WHAT THE TASK REQUIRES ▸ Whenever a line below holds the word "своему", copy that line.

GIVEN ENTRIES ▸

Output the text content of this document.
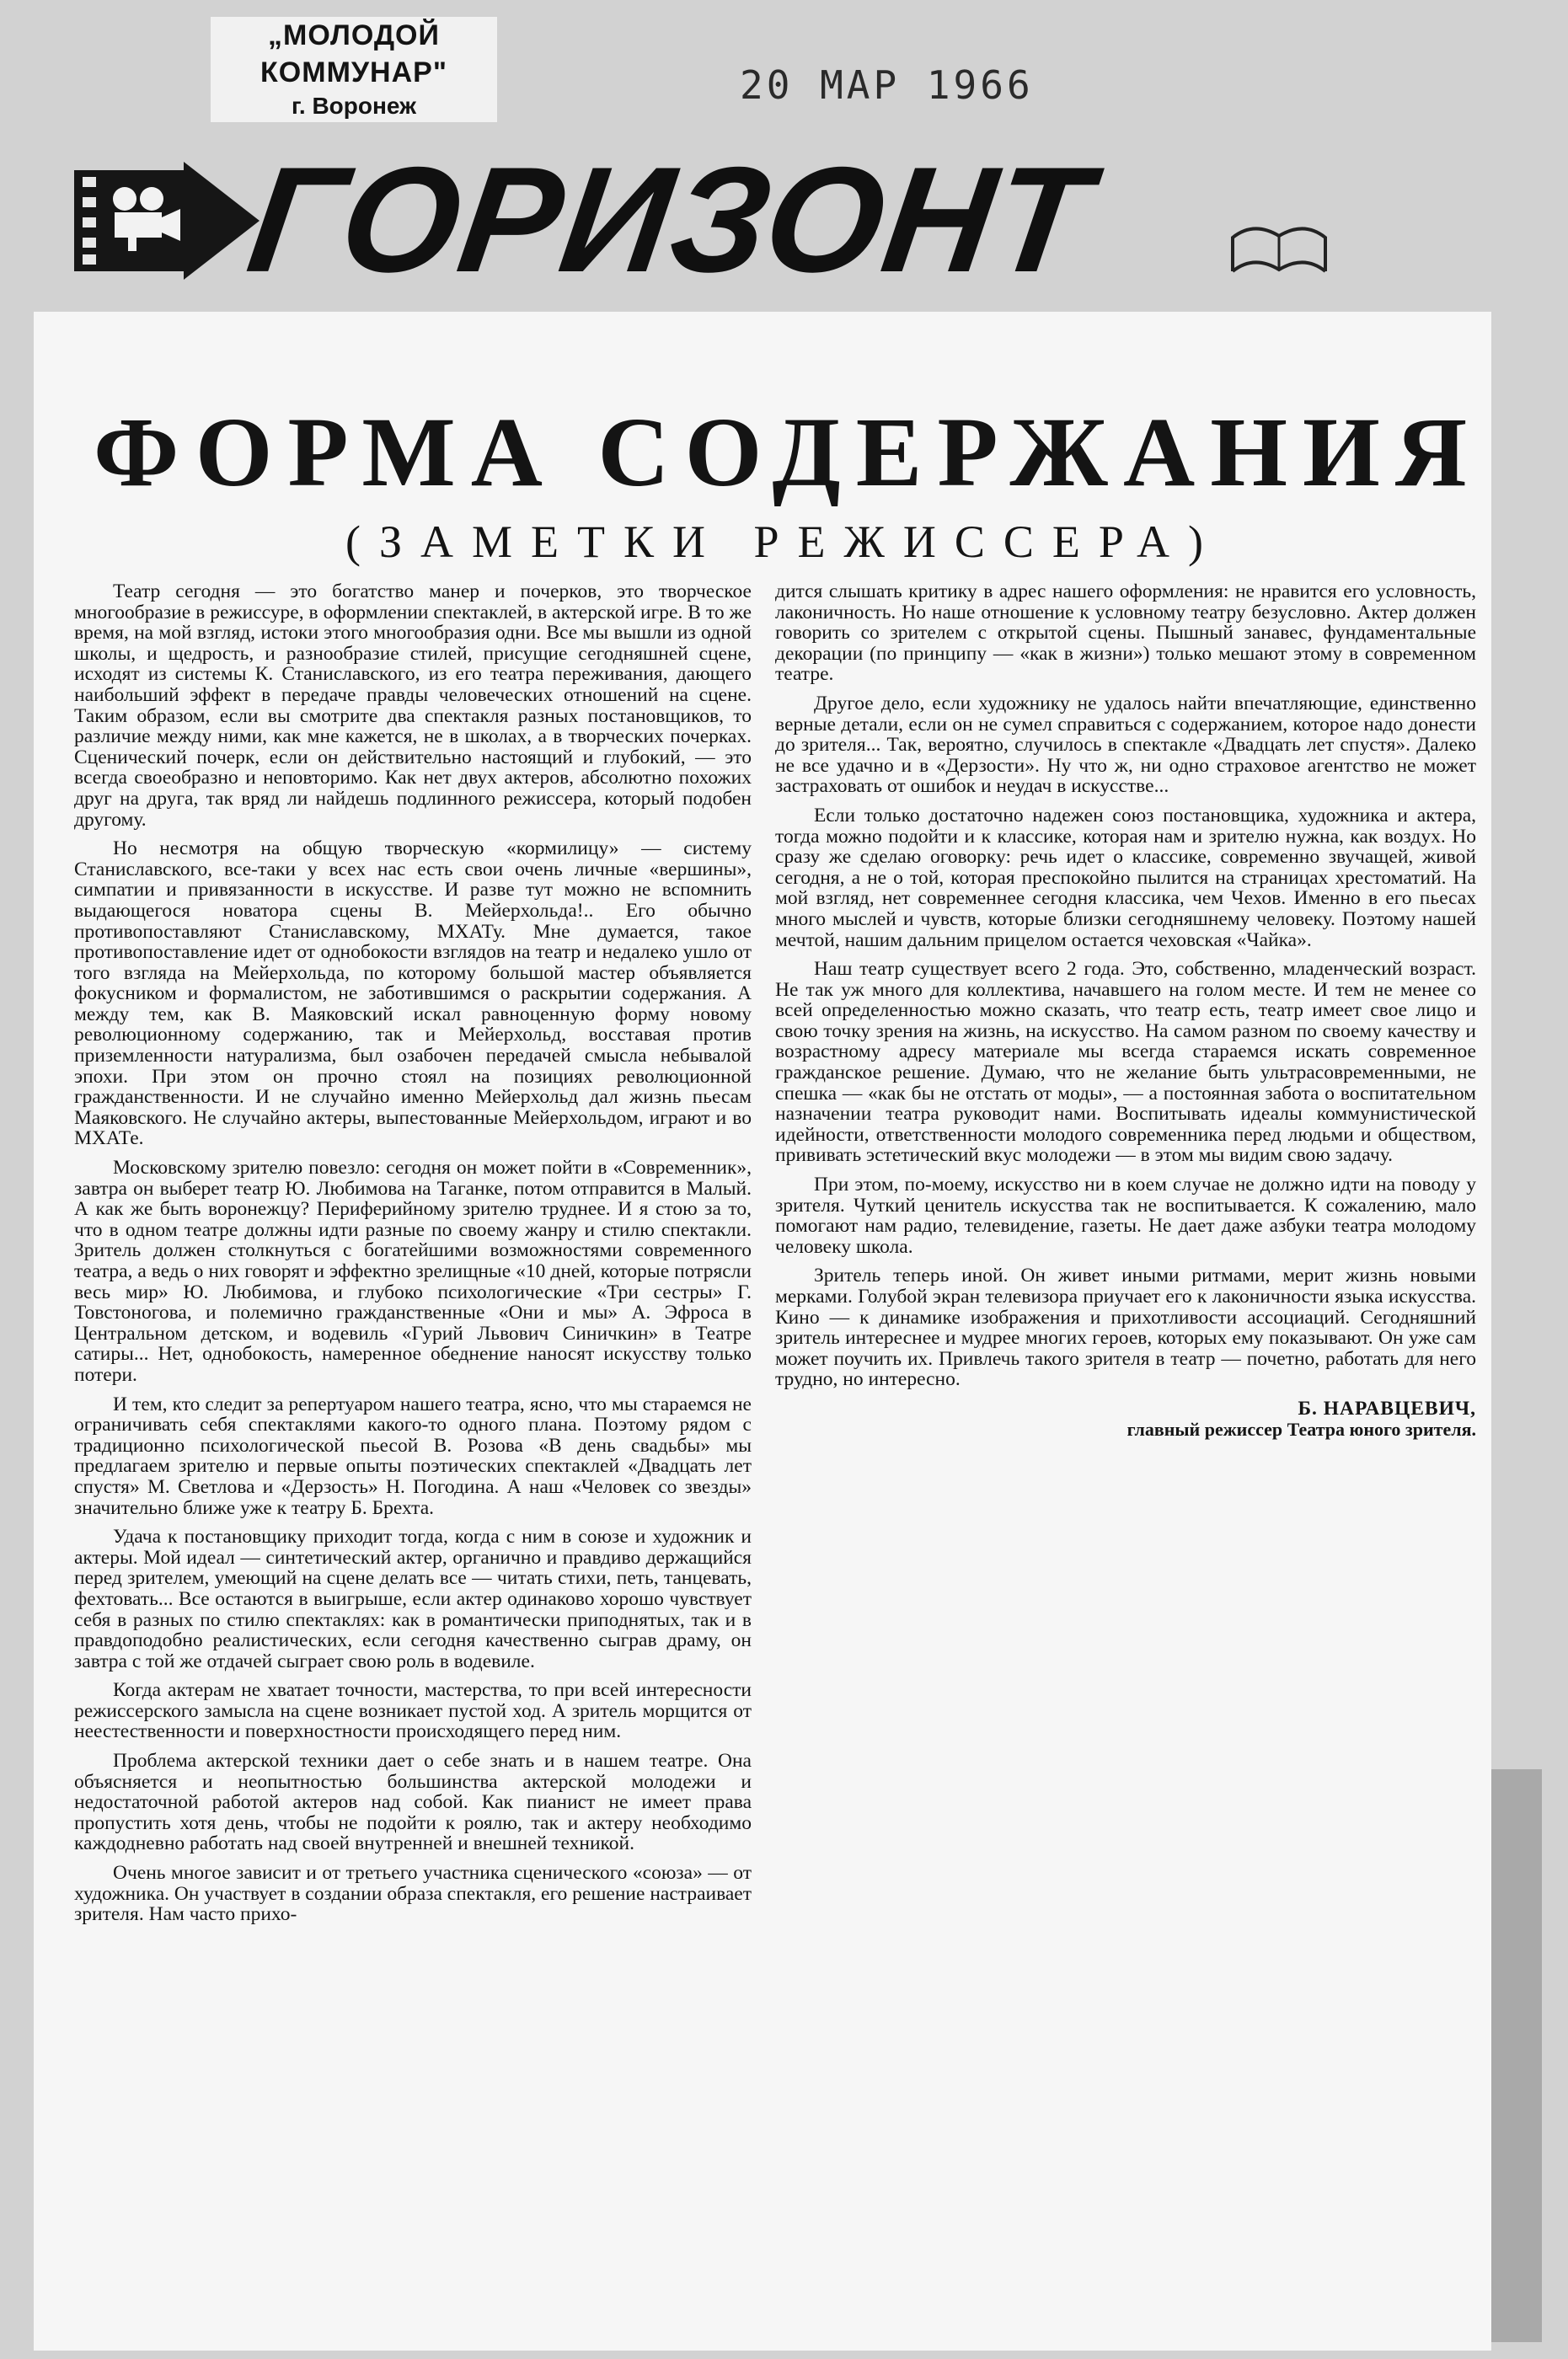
„МОЛОДОЙ КОММУНАР"
г. Воронеж	20 МАР 1966
ГОРИЗОНТ
ФОРМА СОДЕРЖАНИЯ
(ЗАМЕТКИ РЕЖИССЕРА)

Театр сегодня — это богатство манер и почерков, это творческое многообразие в режиссуре, в оформлении спектаклей, в актерской игре. В то же время, на мой взгляд, истоки этого многообразия одни. Все мы вышли из одной школы, и щедрость, и разнообразие стилей, присущие сегодняшней сцене, исходят из системы К. Станиславского, из его театра переживания, дающего наибольший эффект в передаче правды человеческих отношений на сцене. Таким образом, если вы смотрите два спектакля разных постановщиков, то различие между ними, как мне кажется, не в школах, а в творческих почерках. Сценический почерк, если он действительно настоящий и глубокий, — это всегда своеобразно и неповторимо. Как нет двух актеров, абсолютно похожих друг на друга, так вряд ли найдешь подлинного режиссера, который подобен другому.

Но несмотря на общую творческую «кормилицу» — систему Станиславского, все-таки у всех нас есть свои очень личные «вершины», симпатии и привязанности в искусстве. И разве тут можно не вспомнить выдающегося новатора сцены В. Мейерхольда!.. Его обычно противопоставляют Станиславскому, МХАТу. Мне думается, такое противопоставление идет от однобокости взглядов на театр и недалеко ушло от того взгляда на Мейерхольда, по которому большой мастер объявляется фокусником и формалистом, не заботившимся о раскрытии содержания. А между тем, как В. Маяковский искал равноценную форму новому революционному содержанию, так и Мейерхольд, восставая против приземленности натурализма, был озабочен передачей смысла небывалой эпохи. При этом он прочно стоял на позициях революционной гражданственности. И не случайно именно Мейерхольд дал жизнь пьесам Маяковского. Не случайно актеры, выпестованные Мейерхольдом, играют и во МХАТе.

Московскому зрителю повезло: сегодня он может пойти в «Современник», завтра он выберет театр Ю. Любимова на Таганке, потом отправится в Малый. А как же быть воронежцу? Периферийному зрителю труднее. И я стою за то, что в одном театре должны идти разные по своему жанру и стилю спектакли. Зритель должен столкнуться с богатейшими возможностями современного театра, а ведь о них говорят и эффектно зрелищные «10 дней, которые потрясли весь мир» Ю. Любимова, и глубоко психологические «Три сестры» Г. Товстоногова, и полемично гражданственные «Они и мы» А. Эфроса в Центральном детском, и водевиль «Гурий Львович Синичкин» в Театре сатиры... Нет, однобокость, намеренное обеднение наносят искусству только потери.

И тем, кто следит за репертуаром нашего театра, ясно, что мы стараемся не ограничивать себя спектаклями какого-то одного плана. Поэтому рядом с традиционно психологической пьесой В. Розова «В день свадьбы» мы предлагаем зрителю и первые опыты поэтических спектаклей «Двадцать лет спустя» М. Светлова и «Дерзость» Н. Погодина. А наш «Человек со звезды» значительно ближе уже к театру Б. Брехта.

Удача к постановщику приходит тогда, когда с ним в союзе и художник и актеры. Мой идеал — синтетический актер, органично и правдиво держащийся перед зрителем, умеющий на сцене делать все — читать стихи, петь, танцевать, фехтовать... Все остаются в выигрыше, если актер одинаково хорошо чувствует себя в разных по стилю спектаклях: как в романтически приподнятых, так и в правдоподобно реалистических, если сегодня качественно сыграв драму, он завтра с той же отдачей сыграет свою роль в водевиле.

Когда актерам не хватает точности, мастерства, то при всей интересности режиссерского замысла на сцене возникает пустой ход. А зритель морщится от неестественности и поверхностности происходящего перед ним.

Проблема актерской техники дает о себе знать и в нашем театре. Она объясняется и неопытностью большинства актерской молодежи и недостаточной работой актеров над собой. Как пианист не имеет права пропустить хотя день, чтобы не подойти к роялю, так и актеру необходимо каждодневно работать над своей внутренней и внешней техникой.

Очень многое зависит и от третьего участника сценического «союза» — от художника. Он участвует в создании образа спектакля, его решение настраивает зрителя. Нам часто прихо-

дится слышать критику в адрес нашего оформления: не нравится его условность, лаконичность. Но наше отношение к условному театру безусловно. Актер должен говорить со зрителем с открытой сцены. Пышный занавес, фундаментальные декорации (по принципу — «как в жизни») только мешают этому в современном театре.

Другое дело, если художнику не удалось найти впечатляющие, единственно верные детали, если он не сумел справиться с содержанием, которое надо донести до зрителя... Так, вероятно, случилось в спектакле «Двадцать лет спустя». Далеко не все удачно и в «Дерзости». Ну что ж, ни одно страховое агентство не может застраховать от ошибок и неудач в искусстве...

Если только достаточно надежен союз постановщика, художника и актера, тогда можно подойти и к классике, которая нам и зрителю нужна, как воздух. Но сразу же сделаю оговорку: речь идет о классике, современно звучащей, живой сегодня, а не о той, которая преспокойно пылится на страницах хрестоматий. На мой взгляд, нет современнее сегодня классика, чем Чехов. Именно в его пьесах много мыслей и чувств, которые близки сегодняшнему человеку. Поэтому нашей мечтой, нашим дальним прицелом остается чеховская «Чайка».

Наш театр существует всего 2 года. Это, собственно, младенческий возраст. Не так уж много для коллектива, начавшего на голом месте. И тем не менее со всей определенностью можно сказать, что театр есть, театр имеет свое лицо и свою точку зрения на жизнь, на искусство. На самом разном по своему качеству и возрастному адресу материале мы всегда стараемся искать современное гражданское решение. Думаю, что не желание быть ультрасовременными, не спешка — «как бы не отстать от моды», — а постоянная забота о воспитательном назначении театра руководит нами. Воспитывать идеалы коммунистической идейности, ответственности молодого современника перед людьми и обществом, прививать эстетический вкус молодежи — в этом мы видим свою задачу.

При этом, по-моему, искусство ни в коем случае не должно идти на поводу у зрителя. Чуткий ценитель искусства так не воспитывается. К сожалению, мало помогают нам радио, телевидение, газеты. Не дает даже азбуки театра молодому человеку школа.

Зритель теперь иной. Он живет иными ритмами, мерит жизнь новыми мерками. Голубой экран телевизора приучает его к лаконичности языка искусства. Кино — к динамике изображения и прихотливости ассоциаций. Сегодняшний зритель интереснее и мудрее многих героев, которых ему показывают. Он уже сам может поучить их. Привлечь такого зрителя в театр — почетно, работать для него трудно, но интересно.

Б. НАРАВЦЕВИЧ,
главный режиссер Театра юного зрителя.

CORRECT OUTPUT ▸
Московскому зрителю повезло: сегодня он может пойти в «Современник», завтра он выберет театр Ю. Любимова на Таганке, потом отправится в Малый. А как же быть воронежцу? Периферийному зрителю труднее. И я стою за то, что в одном театре должны идти разные по своему жанру и стилю спектакли. Зритель должен столкнуться с богатейшими возможностями современного театра, а ведь о них говорят и эффектно зрелищные «10 дней, которые потрясли весь мир» Ю. Любимова, и глубоко психологические «Три сестры» Г. Товстоногова, и полемично гражданственные «Они и мы» А. Эфроса в Центральном детском, и водевиль «Гурий Львович Синичкин» в Театре сатиры... Нет, однобокость, намеренное обеднение наносят искусству только потери.
Наш театр существует всего 2 года. Это, собственно, младенческий возраст. Не так уж много для коллектива, начавшего на голом месте. И тем не менее со всей определенностью можно сказать, что театр есть, театр имеет свое лицо и свою точку зрения на жизнь, на искусство. На самом разном по своему качеству и возрастному адресу материале мы всегда стараемся искать современное гражданское решение. Думаю, что не желание быть ультрасовременными, не спешка — «как бы не отстать от моды», — а постоянная забота о воспитательном назначении театра руководит нами. Воспитывать идеалы коммунистической идейности, ответственности молодого современника перед людьми и обществом, прививать эстетический вкус молодежи — в этом мы видим свою задачу.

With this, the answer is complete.